• WORK TO COMPLETE
Would you quote every entry exactly, dropping only the pictures?

· · · · · · ·

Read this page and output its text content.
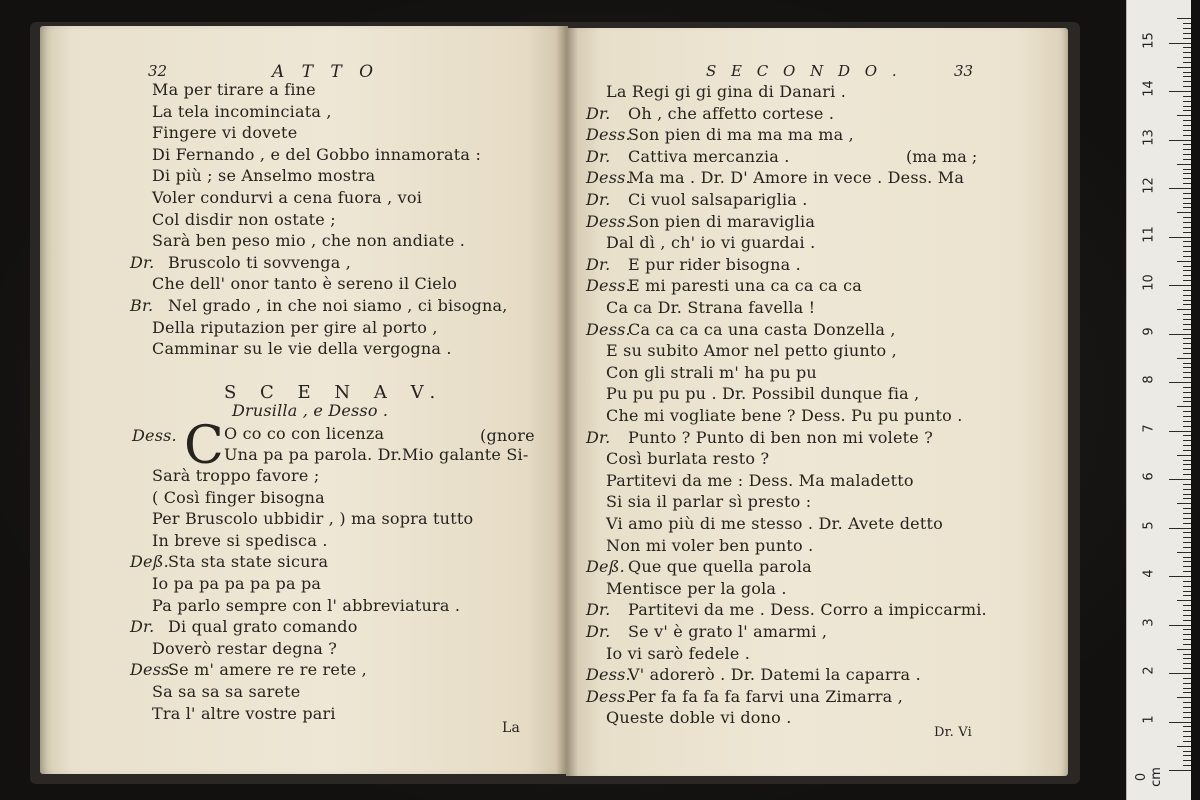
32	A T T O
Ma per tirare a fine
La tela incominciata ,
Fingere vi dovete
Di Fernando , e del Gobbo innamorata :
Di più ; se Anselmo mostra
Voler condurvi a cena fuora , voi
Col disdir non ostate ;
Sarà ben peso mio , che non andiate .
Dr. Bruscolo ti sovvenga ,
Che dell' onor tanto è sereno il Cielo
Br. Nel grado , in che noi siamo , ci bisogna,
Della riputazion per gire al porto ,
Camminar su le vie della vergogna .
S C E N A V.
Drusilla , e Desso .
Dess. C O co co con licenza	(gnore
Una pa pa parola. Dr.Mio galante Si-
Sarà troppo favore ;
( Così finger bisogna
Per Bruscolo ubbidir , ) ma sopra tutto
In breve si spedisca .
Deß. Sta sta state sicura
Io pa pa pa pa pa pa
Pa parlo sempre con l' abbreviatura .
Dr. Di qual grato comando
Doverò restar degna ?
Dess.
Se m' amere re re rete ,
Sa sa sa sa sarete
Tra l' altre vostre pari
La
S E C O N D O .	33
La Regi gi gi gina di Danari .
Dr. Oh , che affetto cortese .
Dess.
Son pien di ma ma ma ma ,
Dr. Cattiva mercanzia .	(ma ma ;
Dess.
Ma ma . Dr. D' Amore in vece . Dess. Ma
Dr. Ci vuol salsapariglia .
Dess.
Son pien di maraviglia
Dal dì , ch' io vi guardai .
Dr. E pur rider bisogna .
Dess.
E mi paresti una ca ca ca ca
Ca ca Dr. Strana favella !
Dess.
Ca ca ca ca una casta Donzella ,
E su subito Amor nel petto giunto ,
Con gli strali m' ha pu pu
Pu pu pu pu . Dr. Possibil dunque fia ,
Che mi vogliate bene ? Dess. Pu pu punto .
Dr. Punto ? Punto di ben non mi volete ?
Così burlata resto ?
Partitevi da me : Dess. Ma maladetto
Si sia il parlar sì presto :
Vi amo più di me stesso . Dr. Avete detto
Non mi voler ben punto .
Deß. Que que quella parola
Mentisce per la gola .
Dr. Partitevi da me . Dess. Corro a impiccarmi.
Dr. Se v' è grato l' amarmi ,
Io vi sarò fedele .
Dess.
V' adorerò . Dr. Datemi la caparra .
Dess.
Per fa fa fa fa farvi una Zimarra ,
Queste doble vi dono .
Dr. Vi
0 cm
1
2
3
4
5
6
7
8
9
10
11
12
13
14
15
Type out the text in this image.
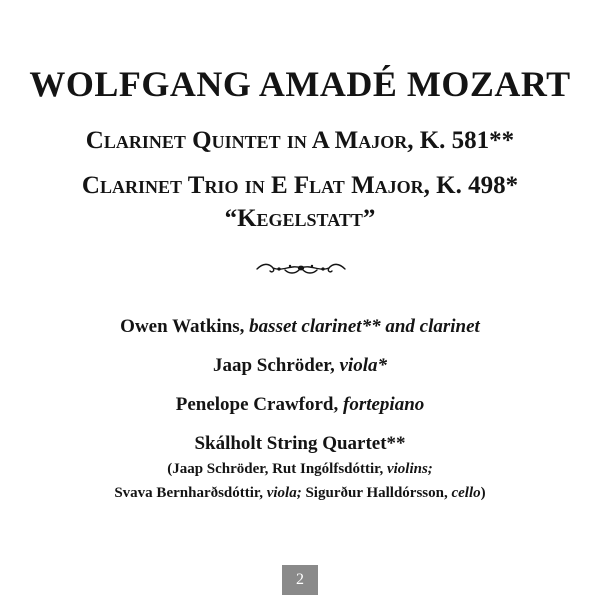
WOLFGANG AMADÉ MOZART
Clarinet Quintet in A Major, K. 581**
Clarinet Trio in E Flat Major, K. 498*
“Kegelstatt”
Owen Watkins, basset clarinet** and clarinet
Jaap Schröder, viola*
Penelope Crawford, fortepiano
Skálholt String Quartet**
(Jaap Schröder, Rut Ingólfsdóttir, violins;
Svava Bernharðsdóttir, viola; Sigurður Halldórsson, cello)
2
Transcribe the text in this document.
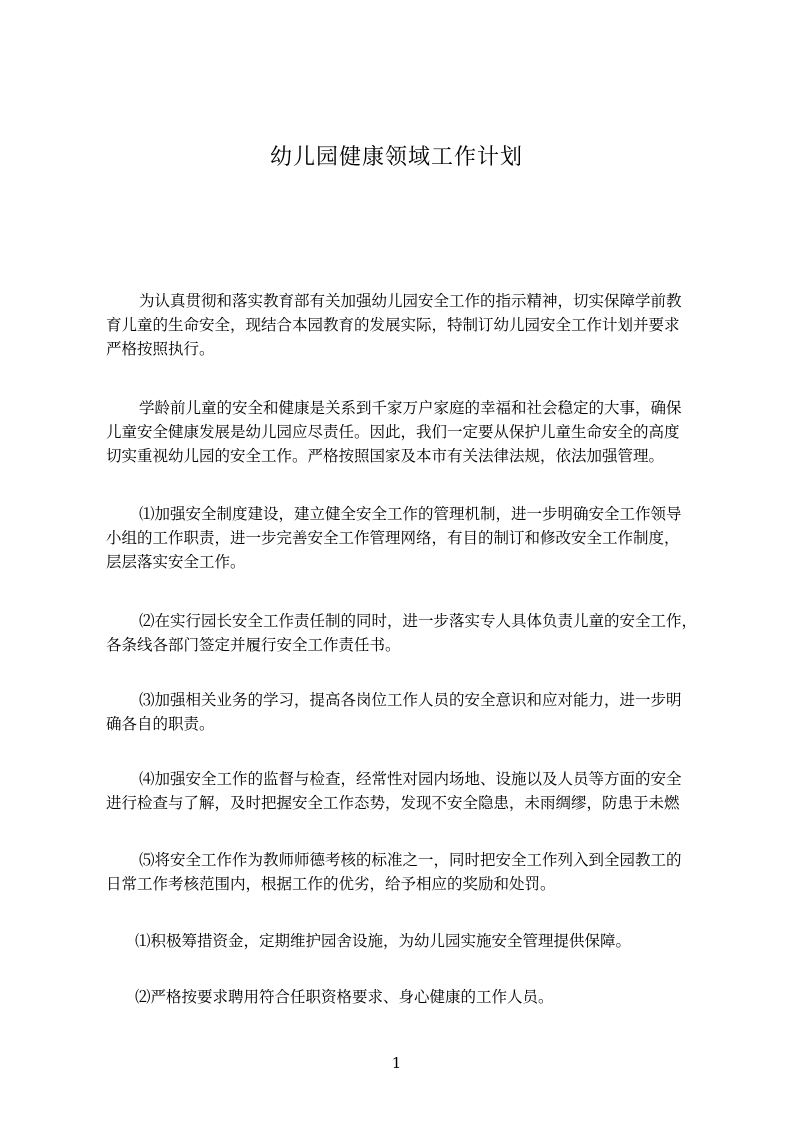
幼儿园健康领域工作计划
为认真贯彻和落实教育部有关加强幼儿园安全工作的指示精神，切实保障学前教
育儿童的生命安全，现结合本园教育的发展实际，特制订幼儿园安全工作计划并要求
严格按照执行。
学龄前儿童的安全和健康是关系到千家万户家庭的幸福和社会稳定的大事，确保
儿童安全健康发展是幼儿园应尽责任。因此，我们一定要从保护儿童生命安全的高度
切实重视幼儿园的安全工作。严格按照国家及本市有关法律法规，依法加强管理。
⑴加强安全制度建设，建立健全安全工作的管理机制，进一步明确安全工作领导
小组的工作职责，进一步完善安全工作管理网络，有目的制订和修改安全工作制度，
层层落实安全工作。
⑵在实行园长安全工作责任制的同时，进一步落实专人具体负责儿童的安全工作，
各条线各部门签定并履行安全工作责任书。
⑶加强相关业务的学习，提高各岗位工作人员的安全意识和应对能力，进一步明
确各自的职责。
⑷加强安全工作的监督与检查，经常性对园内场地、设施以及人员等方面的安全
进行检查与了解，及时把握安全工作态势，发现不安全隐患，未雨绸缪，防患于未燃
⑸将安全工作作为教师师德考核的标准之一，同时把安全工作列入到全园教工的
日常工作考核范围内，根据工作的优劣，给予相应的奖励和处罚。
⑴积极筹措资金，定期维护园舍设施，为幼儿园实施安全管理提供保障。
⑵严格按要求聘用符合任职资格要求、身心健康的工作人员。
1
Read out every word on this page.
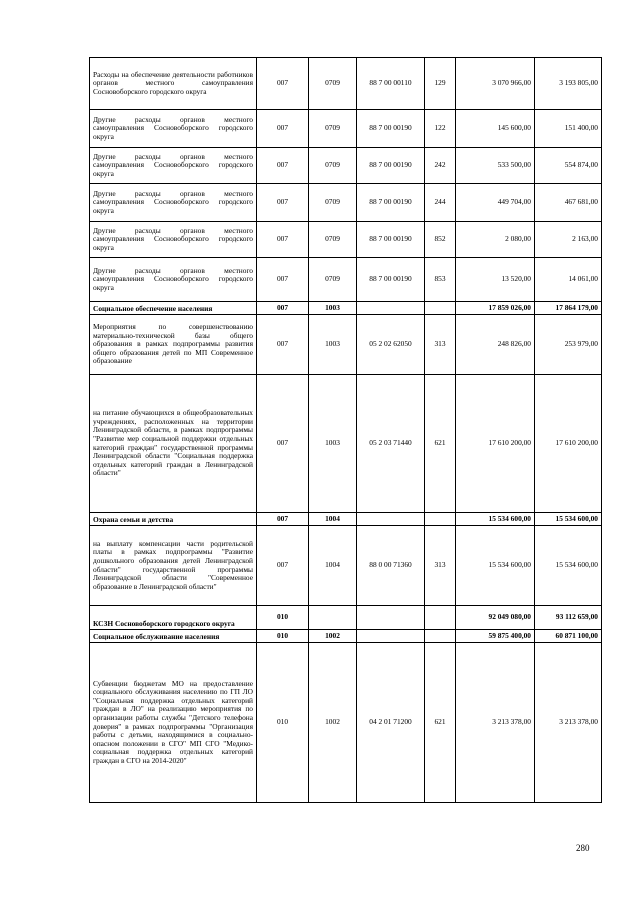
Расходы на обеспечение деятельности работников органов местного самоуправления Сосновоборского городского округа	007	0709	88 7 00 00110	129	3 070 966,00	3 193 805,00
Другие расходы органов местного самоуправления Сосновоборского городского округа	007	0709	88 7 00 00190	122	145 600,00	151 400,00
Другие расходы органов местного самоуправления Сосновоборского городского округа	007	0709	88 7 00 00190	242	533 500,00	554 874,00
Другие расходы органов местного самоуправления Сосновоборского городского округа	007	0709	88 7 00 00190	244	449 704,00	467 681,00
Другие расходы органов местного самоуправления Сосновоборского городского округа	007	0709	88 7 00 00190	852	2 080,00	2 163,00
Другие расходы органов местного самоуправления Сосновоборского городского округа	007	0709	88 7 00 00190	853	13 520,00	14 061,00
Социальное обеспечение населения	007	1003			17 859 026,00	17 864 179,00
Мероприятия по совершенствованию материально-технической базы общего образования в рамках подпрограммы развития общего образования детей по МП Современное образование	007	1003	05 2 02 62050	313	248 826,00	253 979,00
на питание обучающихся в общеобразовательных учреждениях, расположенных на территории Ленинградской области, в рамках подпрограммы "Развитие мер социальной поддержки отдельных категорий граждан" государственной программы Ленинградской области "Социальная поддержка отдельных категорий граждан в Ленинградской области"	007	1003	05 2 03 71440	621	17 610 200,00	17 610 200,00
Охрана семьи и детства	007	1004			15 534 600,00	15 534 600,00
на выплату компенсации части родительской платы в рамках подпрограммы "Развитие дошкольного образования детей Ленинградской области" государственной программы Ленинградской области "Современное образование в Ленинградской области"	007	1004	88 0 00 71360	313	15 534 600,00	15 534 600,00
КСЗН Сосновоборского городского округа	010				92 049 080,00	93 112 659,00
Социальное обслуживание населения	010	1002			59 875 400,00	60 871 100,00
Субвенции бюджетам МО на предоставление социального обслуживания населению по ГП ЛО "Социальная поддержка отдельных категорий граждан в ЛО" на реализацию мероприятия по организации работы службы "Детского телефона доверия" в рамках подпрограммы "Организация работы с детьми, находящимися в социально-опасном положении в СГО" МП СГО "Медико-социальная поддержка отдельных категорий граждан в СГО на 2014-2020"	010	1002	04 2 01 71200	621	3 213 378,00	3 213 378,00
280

· · · · · · ·

• FULL OUTPUT
Read this page and output its text content.
32	A T T O
Ma per tirare a fine
La tela incominciata ,
Fingere vi dovete
Di Fernando , e del Gobbo innamorata :
Di più ; se Anselmo mostra
Voler condurvi a cena fuora , voi
Col disdir non ostate ;
Sarà ben peso mio , che non andiate .
Dr. Bruscolo ti sovvenga ,
Che dell' onor tanto è sereno il Cielo
Br. Nel grado , in che noi siamo , ci bisogna,
Della riputazion per gire al porto ,
Camminar su le vie della vergogna .
S C E N A V.
Drusilla , e Desso .
Dess. C O co co con licenza	(gnore
Una pa pa parola. Dr.Mio galante Si-
Sarà troppo favore ;
( Così finger bisogna
Per Bruscolo ubbidir , ) ma sopra tutto
In breve si spedisca .
Deß. Sta sta state sicura
Io pa pa pa pa pa pa
Pa parlo sempre con l' abbreviatura .
Dr. Di qual grato comando
Doverò restar degna ?
Dess.
Se m' amere re re rete ,
Sa sa sa sa sarete
Tra l' altre vostre pari
La
S E C O N D O .	33
La Regi gi gi gina di Danari .
Dr. Oh , che affetto cortese .
Dess.
Son pien di ma ma ma ma ,
Dr. Cattiva mercanzia .	(ma ma ;
Dess.
Ma ma . Dr. D' Amore in vece . Dess. Ma
Dr. Ci vuol salsapariglia .
Dess.
Son pien di maraviglia
Dal dì , ch' io vi guardai .
Dr. E pur rider bisogna .
Dess.
E mi paresti una ca ca ca ca
Ca ca Dr. Strana favella !
Dess.
Ca ca ca ca una casta Donzella ,
E su subito Amor nel petto giunto ,
Con gli strali m' ha pu pu
Pu pu pu pu . Dr. Possibil dunque fia ,
Che mi vogliate bene ? Dess. Pu pu punto .
Dr. Punto ? Punto di ben non mi volete ?
Così burlata resto ?
Partitevi da me : Dess. Ma maladetto
Si sia il parlar sì presto :
Vi amo più di me stesso . Dr. Avete detto
Non mi voler ben punto .
Deß. Que que quella parola
Mentisce per la gola .
Dr. Partitevi da me . Dess. Corro a impiccarmi.
Dr. Se v' è grato l' amarmi ,
Io vi sarò fedele .
Dess.
V' adorerò . Dr. Datemi la caparra .
Dess.
Per fa fa fa fa farvi una Zimarra ,
Queste doble vi dono .
Dr. Vi
0 cm
1
2
3
4
5
6
7
8
9
10
11
12
13
14
15
Type out the text in this image.
WOLFGANG AMADÉ MOZART
Clarinet Quintet in A Major, K. 581**
Clarinet Trio in E Flat Major, K. 498*
“Kegelstatt”
Owen Watkins, basset clarinet** and clarinet
Jaap Schröder, viola*
Penelope Crawford, fortepiano
Skálholt String Quartet**
(Jaap Schröder, Rut Ingólfsdóttir, violins;
Svava Bernharðsdóttir, viola; Sigurður Halldórsson, cello)
2
Transcribe the text in this document.
幼儿园健康领域工作计划
为认真贯彻和落实教育部有关加强幼儿园安全工作的指示精神，切实保障学前教
育儿童的生命安全，现结合本园教育的发展实际，特制订幼儿园安全工作计划并要求
严格按照执行。
学龄前儿童的安全和健康是关系到千家万户家庭的幸福和社会稳定的大事，确保
儿童安全健康发展是幼儿园应尽责任。因此，我们一定要从保护儿童生命安全的高度
切实重视幼儿园的安全工作。严格按照国家及本市有关法律法规，依法加强管理。
⑴加强安全制度建设，建立健全安全工作的管理机制，进一步明确安全工作领导
小组的工作职责，进一步完善安全工作管理网络，有目的制订和修改安全工作制度，
层层落实安全工作。
⑵在实行园长安全工作责任制的同时，进一步落实专人具体负责儿童的安全工作，
各条线各部门签定并履行安全工作责任书。
⑶加强相关业务的学习，提高各岗位工作人员的安全意识和应对能力，进一步明
确各自的职责。
⑷加强安全工作的监督与检查，经常性对园内场地、设施以及人员等方面的安全
进行检查与了解，及时把握安全工作态势，发现不安全隐患，未雨绸缪，防患于未燃
⑸将安全工作作为教师师德考核的标准之一，同时把安全工作列入到全园教工的
日常工作考核范围内，根据工作的优劣，给予相应的奖励和处罚。
⑴积极筹措资金，定期维护园舍设施，为幼儿园实施安全管理提供保障。
⑵严格按要求聘用符合任职资格要求、身心健康的工作人员。
1
Read out every word on this page.
Расходы на обеспечение деятельности работников органов местного самоуправления Сосновоборского городского округа	007	0709	88 7 00 00110	129	3 070 966,00	3 193 805,00
Другие расходы органов местного самоуправления Сосновоборского городского округа	007	0709	88 7 00 00190	122	145 600,00	151 400,00
Другие расходы органов местного самоуправления Сосновоборского городского округа	007	0709	88 7 00 00190	242	533 500,00	554 874,00
Другие расходы органов местного самоуправления Сосновоборского городского округа	007	0709	88 7 00 00190	244	449 704,00	467 681,00
Другие расходы органов местного самоуправления Сосновоборского городского округа	007	0709	88 7 00 00190	852	2 080,00	2 163,00
Другие расходы органов местного самоуправления Сосновоборского городского округа	007	0709	88 7 00 00190	853	13 520,00	14 061,00
Социальное обеспечение населения	007	1003			17 859 026,00	17 864 179,00
Мероприятия по совершенствованию материально-технической базы общего образования в рамках подпрограммы развития общего образования детей по МП Современное образование	007	1003	05 2 02 62050	313	248 826,00	253 979,00
на питание обучающихся в общеобразовательных учреждениях, расположенных на территории Ленинградской области, в рамках подпрограммы "Развитие мер социальной поддержки отдельных категорий граждан" государственной программы Ленинградской области "Социальная поддержка отдельных категорий граждан в Ленинградской области"	007	1003	05 2 03 71440	621	17 610 200,00	17 610 200,00
Охрана семьи и детства	007	1004			15 534 600,00	15 534 600,00
на выплату компенсации части родительской платы в рамках подпрограммы "Развитие дошкольного образования детей Ленинградской области" государственной программы Ленинградской области "Современное образование в Ленинградской области"	007	1004	88 0 00 71360	313	15 534 600,00	15 534 600,00
КСЗН Сосновоборского городского округа	010				92 049 080,00	93 112 659,00
Социальное обслуживание населения	010	1002			59 875 400,00	60 871 100,00
Субвенции бюджетам МО на предоставление социального обслуживания населению по ГП ЛО "Социальная поддержка отдельных категорий граждан в ЛО" на реализацию мероприятия по организации работы службы "Детского телефона доверия" в рамках подпрограммы "Организация работы с детьми, находящимися в социально-опасном положении в СГО" МП СГО "Медико-социальная поддержка отдельных категорий граждан в СГО на 2014-2020"	010	1002	04 2 01 71200	621	3 213 378,00	3 213 378,00
280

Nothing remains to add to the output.